Job: Find each line holding the word "ModelData" and give the number of such lines, nothing else.
[Dataset records start]
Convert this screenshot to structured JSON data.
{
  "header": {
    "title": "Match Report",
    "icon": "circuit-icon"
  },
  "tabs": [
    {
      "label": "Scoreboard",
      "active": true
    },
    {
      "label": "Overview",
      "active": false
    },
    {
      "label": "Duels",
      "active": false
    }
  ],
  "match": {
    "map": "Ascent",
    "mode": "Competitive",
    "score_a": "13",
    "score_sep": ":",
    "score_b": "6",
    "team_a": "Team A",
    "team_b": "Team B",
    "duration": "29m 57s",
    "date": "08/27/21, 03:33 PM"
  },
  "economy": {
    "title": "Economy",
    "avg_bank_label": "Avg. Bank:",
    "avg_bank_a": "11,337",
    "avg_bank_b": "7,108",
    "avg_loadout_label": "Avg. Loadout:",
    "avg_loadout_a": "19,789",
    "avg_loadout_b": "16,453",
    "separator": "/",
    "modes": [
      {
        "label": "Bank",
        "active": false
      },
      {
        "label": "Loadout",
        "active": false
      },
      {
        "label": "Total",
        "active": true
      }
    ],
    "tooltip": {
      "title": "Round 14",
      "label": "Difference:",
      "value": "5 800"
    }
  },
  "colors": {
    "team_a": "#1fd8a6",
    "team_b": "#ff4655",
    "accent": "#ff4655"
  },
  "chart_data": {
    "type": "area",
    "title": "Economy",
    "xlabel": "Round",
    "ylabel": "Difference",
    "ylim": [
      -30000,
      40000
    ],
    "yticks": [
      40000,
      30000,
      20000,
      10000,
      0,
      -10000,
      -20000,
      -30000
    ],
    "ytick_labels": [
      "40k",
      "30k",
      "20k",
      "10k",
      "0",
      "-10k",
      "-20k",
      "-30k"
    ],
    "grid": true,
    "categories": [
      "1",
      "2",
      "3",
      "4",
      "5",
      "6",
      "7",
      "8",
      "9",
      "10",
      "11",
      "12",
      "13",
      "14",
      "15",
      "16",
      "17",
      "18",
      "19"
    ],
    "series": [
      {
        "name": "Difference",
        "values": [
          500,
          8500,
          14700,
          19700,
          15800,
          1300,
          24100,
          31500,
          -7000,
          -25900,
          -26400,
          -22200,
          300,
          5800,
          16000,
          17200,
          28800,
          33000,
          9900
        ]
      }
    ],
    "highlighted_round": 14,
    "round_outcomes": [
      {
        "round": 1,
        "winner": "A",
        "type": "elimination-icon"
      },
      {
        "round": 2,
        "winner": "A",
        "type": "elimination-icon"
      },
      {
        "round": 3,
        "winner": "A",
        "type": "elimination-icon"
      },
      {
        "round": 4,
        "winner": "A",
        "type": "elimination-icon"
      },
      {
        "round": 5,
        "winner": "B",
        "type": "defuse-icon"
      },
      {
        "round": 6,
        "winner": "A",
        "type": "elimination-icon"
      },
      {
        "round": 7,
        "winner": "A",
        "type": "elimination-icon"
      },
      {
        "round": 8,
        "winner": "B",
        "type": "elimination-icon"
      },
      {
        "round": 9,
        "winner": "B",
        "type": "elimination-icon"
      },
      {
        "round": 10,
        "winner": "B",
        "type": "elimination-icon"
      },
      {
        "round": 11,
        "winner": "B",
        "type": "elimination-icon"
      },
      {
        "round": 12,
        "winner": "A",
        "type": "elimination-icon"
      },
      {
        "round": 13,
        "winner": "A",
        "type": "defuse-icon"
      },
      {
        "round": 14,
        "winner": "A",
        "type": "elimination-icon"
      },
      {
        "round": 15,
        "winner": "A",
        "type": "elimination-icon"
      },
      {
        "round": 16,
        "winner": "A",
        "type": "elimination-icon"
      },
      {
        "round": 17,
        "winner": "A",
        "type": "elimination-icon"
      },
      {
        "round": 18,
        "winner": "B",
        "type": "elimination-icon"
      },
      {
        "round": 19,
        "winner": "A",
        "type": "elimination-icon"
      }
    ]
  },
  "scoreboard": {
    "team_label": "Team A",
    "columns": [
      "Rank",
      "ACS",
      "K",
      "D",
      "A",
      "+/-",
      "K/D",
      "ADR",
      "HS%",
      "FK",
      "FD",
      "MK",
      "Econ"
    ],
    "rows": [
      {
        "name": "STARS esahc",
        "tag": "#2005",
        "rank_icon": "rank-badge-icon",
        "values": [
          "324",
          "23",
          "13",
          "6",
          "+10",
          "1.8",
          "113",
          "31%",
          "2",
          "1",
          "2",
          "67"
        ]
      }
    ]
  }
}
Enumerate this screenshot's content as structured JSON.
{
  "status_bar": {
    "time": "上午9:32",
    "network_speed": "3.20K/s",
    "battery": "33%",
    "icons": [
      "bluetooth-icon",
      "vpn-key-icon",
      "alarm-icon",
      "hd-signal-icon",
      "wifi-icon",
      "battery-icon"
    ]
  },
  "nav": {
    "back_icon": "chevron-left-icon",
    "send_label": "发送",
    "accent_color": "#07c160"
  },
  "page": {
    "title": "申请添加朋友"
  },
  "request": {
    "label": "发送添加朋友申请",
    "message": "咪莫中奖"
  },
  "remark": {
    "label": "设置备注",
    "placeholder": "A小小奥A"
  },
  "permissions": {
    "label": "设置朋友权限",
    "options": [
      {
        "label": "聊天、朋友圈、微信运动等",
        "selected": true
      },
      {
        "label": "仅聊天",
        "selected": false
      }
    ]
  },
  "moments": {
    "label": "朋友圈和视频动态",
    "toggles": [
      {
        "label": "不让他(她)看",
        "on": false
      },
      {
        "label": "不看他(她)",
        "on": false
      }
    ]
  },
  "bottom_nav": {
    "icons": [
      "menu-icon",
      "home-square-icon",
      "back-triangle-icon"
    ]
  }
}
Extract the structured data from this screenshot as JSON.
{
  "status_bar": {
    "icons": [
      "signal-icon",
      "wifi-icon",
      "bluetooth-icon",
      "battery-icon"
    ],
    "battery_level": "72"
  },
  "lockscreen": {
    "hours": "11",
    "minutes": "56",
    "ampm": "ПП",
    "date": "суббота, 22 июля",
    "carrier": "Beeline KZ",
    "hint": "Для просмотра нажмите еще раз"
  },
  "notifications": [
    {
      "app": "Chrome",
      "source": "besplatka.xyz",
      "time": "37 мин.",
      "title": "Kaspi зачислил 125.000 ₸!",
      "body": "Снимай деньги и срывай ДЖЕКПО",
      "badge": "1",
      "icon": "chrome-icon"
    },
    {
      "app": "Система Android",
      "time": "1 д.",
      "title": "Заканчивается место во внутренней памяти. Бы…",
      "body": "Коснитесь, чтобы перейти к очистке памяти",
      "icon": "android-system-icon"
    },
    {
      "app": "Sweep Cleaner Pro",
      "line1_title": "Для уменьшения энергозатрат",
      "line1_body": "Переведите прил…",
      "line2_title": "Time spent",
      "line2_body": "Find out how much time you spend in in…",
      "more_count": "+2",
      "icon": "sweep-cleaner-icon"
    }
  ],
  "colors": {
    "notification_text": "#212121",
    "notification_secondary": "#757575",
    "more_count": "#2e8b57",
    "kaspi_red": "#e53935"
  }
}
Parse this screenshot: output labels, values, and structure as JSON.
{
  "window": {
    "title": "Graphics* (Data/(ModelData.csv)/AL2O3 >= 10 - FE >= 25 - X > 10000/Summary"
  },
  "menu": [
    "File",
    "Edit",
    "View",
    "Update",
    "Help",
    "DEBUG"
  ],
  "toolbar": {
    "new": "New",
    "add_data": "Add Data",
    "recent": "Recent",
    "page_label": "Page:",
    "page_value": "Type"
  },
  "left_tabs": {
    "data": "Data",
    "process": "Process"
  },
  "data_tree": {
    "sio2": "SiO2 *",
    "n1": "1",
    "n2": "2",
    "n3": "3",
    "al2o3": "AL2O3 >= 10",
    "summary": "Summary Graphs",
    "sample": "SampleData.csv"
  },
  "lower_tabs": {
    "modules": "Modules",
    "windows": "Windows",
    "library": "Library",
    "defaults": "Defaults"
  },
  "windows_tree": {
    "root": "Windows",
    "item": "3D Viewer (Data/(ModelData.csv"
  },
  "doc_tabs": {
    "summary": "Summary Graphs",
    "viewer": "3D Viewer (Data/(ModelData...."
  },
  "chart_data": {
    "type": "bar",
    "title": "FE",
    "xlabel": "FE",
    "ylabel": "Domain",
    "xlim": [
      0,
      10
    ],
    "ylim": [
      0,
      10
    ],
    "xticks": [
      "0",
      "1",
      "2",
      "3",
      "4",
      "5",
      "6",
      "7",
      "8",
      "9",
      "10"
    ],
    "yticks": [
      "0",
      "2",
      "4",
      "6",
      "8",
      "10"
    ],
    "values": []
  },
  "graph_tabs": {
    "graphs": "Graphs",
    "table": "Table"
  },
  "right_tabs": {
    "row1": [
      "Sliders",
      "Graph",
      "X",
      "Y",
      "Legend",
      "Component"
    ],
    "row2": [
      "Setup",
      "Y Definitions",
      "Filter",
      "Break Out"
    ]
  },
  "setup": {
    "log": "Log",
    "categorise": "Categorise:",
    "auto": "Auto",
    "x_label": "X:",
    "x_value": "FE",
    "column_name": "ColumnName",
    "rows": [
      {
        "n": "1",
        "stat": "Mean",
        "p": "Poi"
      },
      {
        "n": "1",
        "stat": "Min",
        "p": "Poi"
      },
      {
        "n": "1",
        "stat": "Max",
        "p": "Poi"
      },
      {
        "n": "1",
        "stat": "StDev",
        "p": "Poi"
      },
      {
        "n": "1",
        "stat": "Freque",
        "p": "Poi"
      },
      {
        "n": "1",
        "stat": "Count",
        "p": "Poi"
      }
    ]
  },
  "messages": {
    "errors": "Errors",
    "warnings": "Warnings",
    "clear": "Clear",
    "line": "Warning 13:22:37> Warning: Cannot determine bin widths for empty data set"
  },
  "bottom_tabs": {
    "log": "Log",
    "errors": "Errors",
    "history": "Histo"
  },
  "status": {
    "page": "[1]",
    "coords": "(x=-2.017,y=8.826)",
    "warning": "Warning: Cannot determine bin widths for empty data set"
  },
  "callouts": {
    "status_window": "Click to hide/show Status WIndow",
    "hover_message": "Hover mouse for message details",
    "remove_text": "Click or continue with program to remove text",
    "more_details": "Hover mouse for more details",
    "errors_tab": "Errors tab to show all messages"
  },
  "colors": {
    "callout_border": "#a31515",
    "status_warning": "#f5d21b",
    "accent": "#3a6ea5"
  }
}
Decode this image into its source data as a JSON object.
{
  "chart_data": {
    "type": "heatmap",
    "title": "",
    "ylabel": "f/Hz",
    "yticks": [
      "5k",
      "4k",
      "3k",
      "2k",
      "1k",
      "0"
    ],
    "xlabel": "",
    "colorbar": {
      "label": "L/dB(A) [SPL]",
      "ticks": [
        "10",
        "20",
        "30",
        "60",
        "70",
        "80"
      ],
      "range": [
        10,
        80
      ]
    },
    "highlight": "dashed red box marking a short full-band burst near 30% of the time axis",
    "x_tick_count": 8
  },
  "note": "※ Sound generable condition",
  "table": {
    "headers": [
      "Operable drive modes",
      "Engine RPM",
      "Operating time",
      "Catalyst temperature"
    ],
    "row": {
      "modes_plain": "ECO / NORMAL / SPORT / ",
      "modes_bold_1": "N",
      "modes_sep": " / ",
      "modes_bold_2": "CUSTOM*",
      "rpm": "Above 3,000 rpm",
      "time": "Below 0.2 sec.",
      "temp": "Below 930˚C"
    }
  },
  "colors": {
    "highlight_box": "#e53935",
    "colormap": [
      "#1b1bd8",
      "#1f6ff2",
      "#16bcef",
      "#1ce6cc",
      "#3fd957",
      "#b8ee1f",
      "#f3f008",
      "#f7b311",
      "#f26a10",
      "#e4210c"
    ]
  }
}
[Dataset records end]
Exercise output: 3